Work instructions:
Copy the data precisely, keeping every character.

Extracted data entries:
__________

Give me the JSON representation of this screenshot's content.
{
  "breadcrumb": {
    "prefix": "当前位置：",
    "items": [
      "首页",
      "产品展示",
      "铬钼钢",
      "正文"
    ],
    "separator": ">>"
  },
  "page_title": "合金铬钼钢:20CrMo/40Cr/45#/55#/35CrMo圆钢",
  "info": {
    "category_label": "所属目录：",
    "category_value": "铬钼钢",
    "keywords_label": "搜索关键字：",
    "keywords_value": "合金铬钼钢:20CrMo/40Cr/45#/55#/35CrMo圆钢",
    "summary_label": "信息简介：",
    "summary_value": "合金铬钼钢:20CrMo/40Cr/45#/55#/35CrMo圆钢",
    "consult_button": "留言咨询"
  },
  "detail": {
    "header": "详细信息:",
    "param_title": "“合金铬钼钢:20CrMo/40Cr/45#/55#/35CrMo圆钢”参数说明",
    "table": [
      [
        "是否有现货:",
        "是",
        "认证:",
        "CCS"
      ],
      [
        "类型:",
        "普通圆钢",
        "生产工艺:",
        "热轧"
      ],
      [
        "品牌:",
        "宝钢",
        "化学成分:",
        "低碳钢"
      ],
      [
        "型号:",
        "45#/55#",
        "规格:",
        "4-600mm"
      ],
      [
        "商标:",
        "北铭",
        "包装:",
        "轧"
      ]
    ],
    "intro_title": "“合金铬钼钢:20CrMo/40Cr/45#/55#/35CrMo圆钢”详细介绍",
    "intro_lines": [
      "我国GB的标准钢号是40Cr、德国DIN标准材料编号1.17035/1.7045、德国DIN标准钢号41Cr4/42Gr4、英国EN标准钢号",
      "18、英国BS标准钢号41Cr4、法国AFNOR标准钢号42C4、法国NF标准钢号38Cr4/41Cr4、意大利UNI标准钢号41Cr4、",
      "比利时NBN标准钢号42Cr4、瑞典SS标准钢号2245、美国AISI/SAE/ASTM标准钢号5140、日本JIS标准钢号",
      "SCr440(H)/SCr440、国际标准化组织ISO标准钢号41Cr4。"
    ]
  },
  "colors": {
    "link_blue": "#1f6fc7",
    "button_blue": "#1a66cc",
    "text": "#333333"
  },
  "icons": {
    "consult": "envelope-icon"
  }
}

__________

Completed task:
Give me the JSON representation of this screenshot's content.
{
  "breadcrumb": {
    "prefix": "当前位置：",
    "items": [
      "首页",
      "产品展示",
      "铬钼钢",
      "正文"
    ],
    "separator": ">>"
  },
  "page_title": "合金铬钼钢:20CrMo/40Cr/45#/55#/35CrMo圆钢",
  "info": {
    "category_label": "所属目录：",
    "category_value": "铬钼钢",
    "keywords_label": "搜索关键字：",
    "keywords_value": "合金铬钼钢:20CrMo/40Cr/45#/55#/35CrMo圆钢",
    "summary_label": "信息简介：",
    "summary_value": "合金铬钼钢:20CrMo/40Cr/45#/55#/35CrMo圆钢",
    "consult_button": "留言咨询"
  },
  "detail": {
    "header": "详细信息:",
    "param_title": "“合金铬钼钢:20CrMo/40Cr/45#/55#/35CrMo圆钢”参数说明",
    "table": [
      [
        "是否有现货:",
        "是",
        "认证:",
        "CCS"
      ],
      [
        "类型:",
        "普通圆钢",
        "生产工艺:",
        "热轧"
      ],
      [
        "品牌:",
        "宝钢",
        "化学成分:",
        "低碳钢"
      ],
      [
        "型号:",
        "45#/55#",
        "规格:",
        "4-600mm"
      ],
      [
        "商标:",
        "北铭",
        "包装:",
        "轧"
      ]
    ],
    "intro_title": "“合金铬钼钢:20CrMo/40Cr/45#/55#/35CrMo圆钢”详细介绍",
    "intro_lines": [
      "我国GB的标准钢号是40Cr、德国DIN标准材料编号1.17035/1.7045、德国DIN标准钢号41Cr4/42Gr4、英国EN标准钢号",
      "18、英国BS标准钢号41Cr4、法国AFNOR标准钢号42C4、法国NF标准钢号38Cr4/41Cr4、意大利UNI标准钢号41Cr4、",
      "比利时NBN标准钢号42Cr4、瑞典SS标准钢号2245、美国AISI/SAE/ASTM标准钢号5140、日本JIS标准钢号",
      "SCr440(H)/SCr440、国际标准化组织ISO标准钢号41Cr4。"
    ]
  },
  "colors": {
    "link_blue": "#1f6fc7",
    "button_blue": "#1a66cc",
    "text": "#333333"
  },
  "icons": {
    "consult": "envelope-icon"
  }
}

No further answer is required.